Objective>
Reproduce every entry that follows word for word, but omit the images.

Provided records>
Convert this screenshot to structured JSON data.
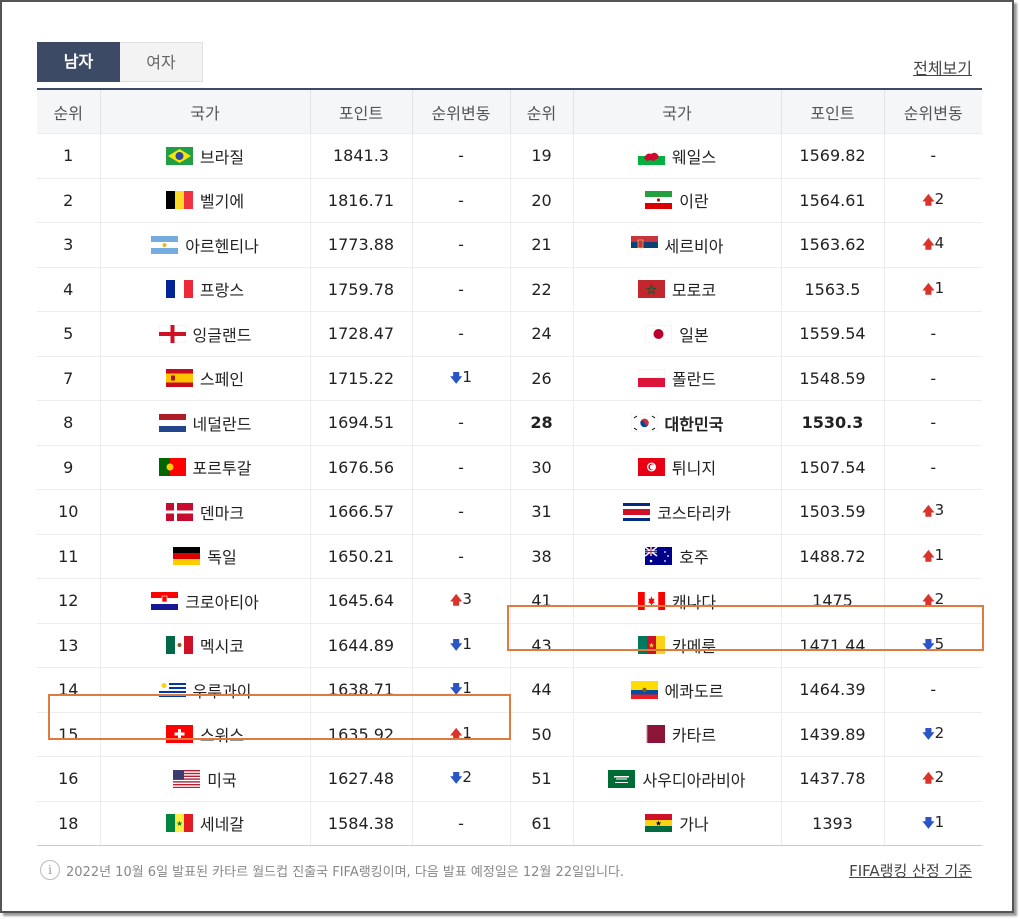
{
  "tabs": [
    {
      "label": "남자",
      "active": true
    },
    {
      "label": "여자",
      "active": false
    }
  ],
  "view_all": "전체보기",
  "headers": [
    "순위",
    "국가",
    "포인트",
    "순위변동",
    "순위",
    "국가",
    "포인트",
    "순위변동"
  ],
  "left_rows": [
    {
      "rank": "1",
      "country": "브라질",
      "flag": "brazil",
      "points": "1841.3",
      "change": {
        "dir": "none",
        "value": "-"
      }
    },
    {
      "rank": "2",
      "country": "벨기에",
      "flag": "belgium",
      "points": "1816.71",
      "change": {
        "dir": "none",
        "value": "-"
      }
    },
    {
      "rank": "3",
      "country": "아르헨티나",
      "flag": "argentina",
      "points": "1773.88",
      "change": {
        "dir": "none",
        "value": "-"
      }
    },
    {
      "rank": "4",
      "country": "프랑스",
      "flag": "france",
      "points": "1759.78",
      "change": {
        "dir": "none",
        "value": "-"
      }
    },
    {
      "rank": "5",
      "country": "잉글랜드",
      "flag": "england",
      "points": "1728.47",
      "change": {
        "dir": "none",
        "value": "-"
      }
    },
    {
      "rank": "7",
      "country": "스페인",
      "flag": "spain",
      "points": "1715.22",
      "change": {
        "dir": "down",
        "value": "1"
      }
    },
    {
      "rank": "8",
      "country": "네덜란드",
      "flag": "netherlands",
      "points": "1694.51",
      "change": {
        "dir": "none",
        "value": "-"
      }
    },
    {
      "rank": "9",
      "country": "포르투갈",
      "flag": "portugal",
      "points": "1676.56",
      "change": {
        "dir": "none",
        "value": "-"
      }
    },
    {
      "rank": "10",
      "country": "덴마크",
      "flag": "denmark",
      "points": "1666.57",
      "change": {
        "dir": "none",
        "value": "-"
      }
    },
    {
      "rank": "11",
      "country": "독일",
      "flag": "germany",
      "points": "1650.21",
      "change": {
        "dir": "none",
        "value": "-"
      }
    },
    {
      "rank": "12",
      "country": "크로아티아",
      "flag": "croatia",
      "points": "1645.64",
      "change": {
        "dir": "up",
        "value": "3"
      }
    },
    {
      "rank": "13",
      "country": "멕시코",
      "flag": "mexico",
      "points": "1644.89",
      "change": {
        "dir": "down",
        "value": "1"
      }
    },
    {
      "rank": "14",
      "country": "우루과이",
      "flag": "uruguay",
      "points": "1638.71",
      "change": {
        "dir": "down",
        "value": "1"
      }
    },
    {
      "rank": "15",
      "country": "스위스",
      "flag": "switzerland",
      "points": "1635.92",
      "change": {
        "dir": "up",
        "value": "1"
      }
    },
    {
      "rank": "16",
      "country": "미국",
      "flag": "usa",
      "points": "1627.48",
      "change": {
        "dir": "down",
        "value": "2"
      }
    },
    {
      "rank": "18",
      "country": "세네갈",
      "flag": "senegal",
      "points": "1584.38",
      "change": {
        "dir": "none",
        "value": "-"
      }
    }
  ],
  "right_rows": [
    {
      "rank": "19",
      "country": "웨일스",
      "flag": "wales",
      "points": "1569.82",
      "change": {
        "dir": "none",
        "value": "-"
      }
    },
    {
      "rank": "20",
      "country": "이란",
      "flag": "iran",
      "points": "1564.61",
      "change": {
        "dir": "up",
        "value": "2"
      }
    },
    {
      "rank": "21",
      "country": "세르비아",
      "flag": "serbia",
      "points": "1563.62",
      "change": {
        "dir": "up",
        "value": "4"
      }
    },
    {
      "rank": "22",
      "country": "모로코",
      "flag": "morocco",
      "points": "1563.5",
      "change": {
        "dir": "up",
        "value": "1"
      }
    },
    {
      "rank": "24",
      "country": "일본",
      "flag": "japan",
      "points": "1559.54",
      "change": {
        "dir": "none",
        "value": "-"
      }
    },
    {
      "rank": "26",
      "country": "폴란드",
      "flag": "poland",
      "points": "1548.59",
      "change": {
        "dir": "none",
        "value": "-"
      }
    },
    {
      "rank": "28",
      "country": "대한민국",
      "flag": "korea",
      "points": "1530.3",
      "change": {
        "dir": "none",
        "value": "-"
      },
      "bold": true
    },
    {
      "rank": "30",
      "country": "튀니지",
      "flag": "tunisia",
      "points": "1507.54",
      "change": {
        "dir": "none",
        "value": "-"
      }
    },
    {
      "rank": "31",
      "country": "코스타리카",
      "flag": "costarica",
      "points": "1503.59",
      "change": {
        "dir": "up",
        "value": "3"
      }
    },
    {
      "rank": "38",
      "country": "호주",
      "flag": "australia",
      "points": "1488.72",
      "change": {
        "dir": "up",
        "value": "1"
      }
    },
    {
      "rank": "41",
      "country": "캐나다",
      "flag": "canada",
      "points": "1475",
      "change": {
        "dir": "up",
        "value": "2"
      }
    },
    {
      "rank": "43",
      "country": "카메룬",
      "flag": "cameroon",
      "points": "1471.44",
      "change": {
        "dir": "down",
        "value": "5"
      }
    },
    {
      "rank": "44",
      "country": "에콰도르",
      "flag": "ecuador",
      "points": "1464.39",
      "change": {
        "dir": "none",
        "value": "-"
      }
    },
    {
      "rank": "50",
      "country": "카타르",
      "flag": "qatar",
      "points": "1439.89",
      "change": {
        "dir": "down",
        "value": "2"
      }
    },
    {
      "rank": "51",
      "country": "사우디아라비아",
      "flag": "saudi",
      "points": "1437.78",
      "change": {
        "dir": "up",
        "value": "2"
      }
    },
    {
      "rank": "61",
      "country": "가나",
      "flag": "ghana",
      "points": "1393",
      "change": {
        "dir": "down",
        "value": "1"
      }
    }
  ],
  "footer": {
    "note": "2022년 10월 6일 발표된 카타르 월드컵 진출국 FIFA랭킹이며, 다음 발표 예정일은 12월 22일입니다.",
    "info_icon_glyph": "i",
    "link": "FIFA랭킹 산정 기준"
  },
  "colors": {
    "header_bar": "#3d4a66",
    "up": "#d9342b",
    "down": "#2955c6",
    "highlight": "#e07a3e"
  }
}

Task solution>
Convert this screenshot to structured JSON data.
{
  "tabs": [
    {
      "label": "남자",
      "active": true
    },
    {
      "label": "여자",
      "active": false
    }
  ],
  "view_all": "전체보기",
  "headers": [
    "순위",
    "국가",
    "포인트",
    "순위변동",
    "순위",
    "국가",
    "포인트",
    "순위변동"
  ],
  "left_rows": [
    {
      "rank": "1",
      "country": "브라질",
      "flag": "brazil",
      "points": "1841.3",
      "change": {
        "dir": "none",
        "value": "-"
      }
    },
    {
      "rank": "2",
      "country": "벨기에",
      "flag": "belgium",
      "points": "1816.71",
      "change": {
        "dir": "none",
        "value": "-"
      }
    },
    {
      "rank": "3",
      "country": "아르헨티나",
      "flag": "argentina",
      "points": "1773.88",
      "change": {
        "dir": "none",
        "value": "-"
      }
    },
    {
      "rank": "4",
      "country": "프랑스",
      "flag": "france",
      "points": "1759.78",
      "change": {
        "dir": "none",
        "value": "-"
      }
    },
    {
      "rank": "5",
      "country": "잉글랜드",
      "flag": "england",
      "points": "1728.47",
      "change": {
        "dir": "none",
        "value": "-"
      }
    },
    {
      "rank": "7",
      "country": "스페인",
      "flag": "spain",
      "points": "1715.22",
      "change": {
        "dir": "down",
        "value": "1"
      }
    },
    {
      "rank": "8",
      "country": "네덜란드",
      "flag": "netherlands",
      "points": "1694.51",
      "change": {
        "dir": "none",
        "value": "-"
      }
    },
    {
      "rank": "9",
      "country": "포르투갈",
      "flag": "portugal",
      "points": "1676.56",
      "change": {
        "dir": "none",
        "value": "-"
      }
    },
    {
      "rank": "10",
      "country": "덴마크",
      "flag": "denmark",
      "points": "1666.57",
      "change": {
        "dir": "none",
        "value": "-"
      }
    },
    {
      "rank": "11",
      "country": "독일",
      "flag": "germany",
      "points": "1650.21",
      "change": {
        "dir": "none",
        "value": "-"
      }
    },
    {
      "rank": "12",
      "country": "크로아티아",
      "flag": "croatia",
      "points": "1645.64",
      "change": {
        "dir": "up",
        "value": "3"
      }
    },
    {
      "rank": "13",
      "country": "멕시코",
      "flag": "mexico",
      "points": "1644.89",
      "change": {
        "dir": "down",
        "value": "1"
      }
    },
    {
      "rank": "14",
      "country": "우루과이",
      "flag": "uruguay",
      "points": "1638.71",
      "change": {
        "dir": "down",
        "value": "1"
      }
    },
    {
      "rank": "15",
      "country": "스위스",
      "flag": "switzerland",
      "points": "1635.92",
      "change": {
        "dir": "up",
        "value": "1"
      }
    },
    {
      "rank": "16",
      "country": "미국",
      "flag": "usa",
      "points": "1627.48",
      "change": {
        "dir": "down",
        "value": "2"
      }
    },
    {
      "rank": "18",
      "country": "세네갈",
      "flag": "senegal",
      "points": "1584.38",
      "change": {
        "dir": "none",
        "value": "-"
      }
    }
  ],
  "right_rows": [
    {
      "rank": "19",
      "country": "웨일스",
      "flag": "wales",
      "points": "1569.82",
      "change": {
        "dir": "none",
        "value": "-"
      }
    },
    {
      "rank": "20",
      "country": "이란",
      "flag": "iran",
      "points": "1564.61",
      "change": {
        "dir": "up",
        "value": "2"
      }
    },
    {
      "rank": "21",
      "country": "세르비아",
      "flag": "serbia",
      "points": "1563.62",
      "change": {
        "dir": "up",
        "value": "4"
      }
    },
    {
      "rank": "22",
      "country": "모로코",
      "flag": "morocco",
      "points": "1563.5",
      "change": {
        "dir": "up",
        "value": "1"
      }
    },
    {
      "rank": "24",
      "country": "일본",
      "flag": "japan",
      "points": "1559.54",
      "change": {
        "dir": "none",
        "value": "-"
      }
    },
    {
      "rank": "26",
      "country": "폴란드",
      "flag": "poland",
      "points": "1548.59",
      "change": {
        "dir": "none",
        "value": "-"
      }
    },
    {
      "rank": "28",
      "country": "대한민국",
      "flag": "korea",
      "points": "1530.3",
      "change": {
        "dir": "none",
        "value": "-"
      },
      "bold": true
    },
    {
      "rank": "30",
      "country": "튀니지",
      "flag": "tunisia",
      "points": "1507.54",
      "change": {
        "dir": "none",
        "value": "-"
      }
    },
    {
      "rank": "31",
      "country": "코스타리카",
      "flag": "costarica",
      "points": "1503.59",
      "change": {
        "dir": "up",
        "value": "3"
      }
    },
    {
      "rank": "38",
      "country": "호주",
      "flag": "australia",
      "points": "1488.72",
      "change": {
        "dir": "up",
        "value": "1"
      }
    },
    {
      "rank": "41",
      "country": "캐나다",
      "flag": "canada",
      "points": "1475",
      "change": {
        "dir": "up",
        "value": "2"
      }
    },
    {
      "rank": "43",
      "country": "카메룬",
      "flag": "cameroon",
      "points": "1471.44",
      "change": {
        "dir": "down",
        "value": "5"
      }
    },
    {
      "rank": "44",
      "country": "에콰도르",
      "flag": "ecuador",
      "points": "1464.39",
      "change": {
        "dir": "none",
        "value": "-"
      }
    },
    {
      "rank": "50",
      "country": "카타르",
      "flag": "qatar",
      "points": "1439.89",
      "change": {
        "dir": "down",
        "value": "2"
      }
    },
    {
      "rank": "51",
      "country": "사우디아라비아",
      "flag": "saudi",
      "points": "1437.78",
      "change": {
        "dir": "up",
        "value": "2"
      }
    },
    {
      "rank": "61",
      "country": "가나",
      "flag": "ghana",
      "points": "1393",
      "change": {
        "dir": "down",
        "value": "1"
      }
    }
  ],
  "footer": {
    "note": "2022년 10월 6일 발표된 카타르 월드컵 진출국 FIFA랭킹이며, 다음 발표 예정일은 12월 22일입니다.",
    "info_icon_glyph": "i",
    "link": "FIFA랭킹 산정 기준"
  },
  "colors": {
    "header_bar": "#3d4a66",
    "up": "#d9342b",
    "down": "#2955c6",
    "highlight": "#e07a3e"
  }
}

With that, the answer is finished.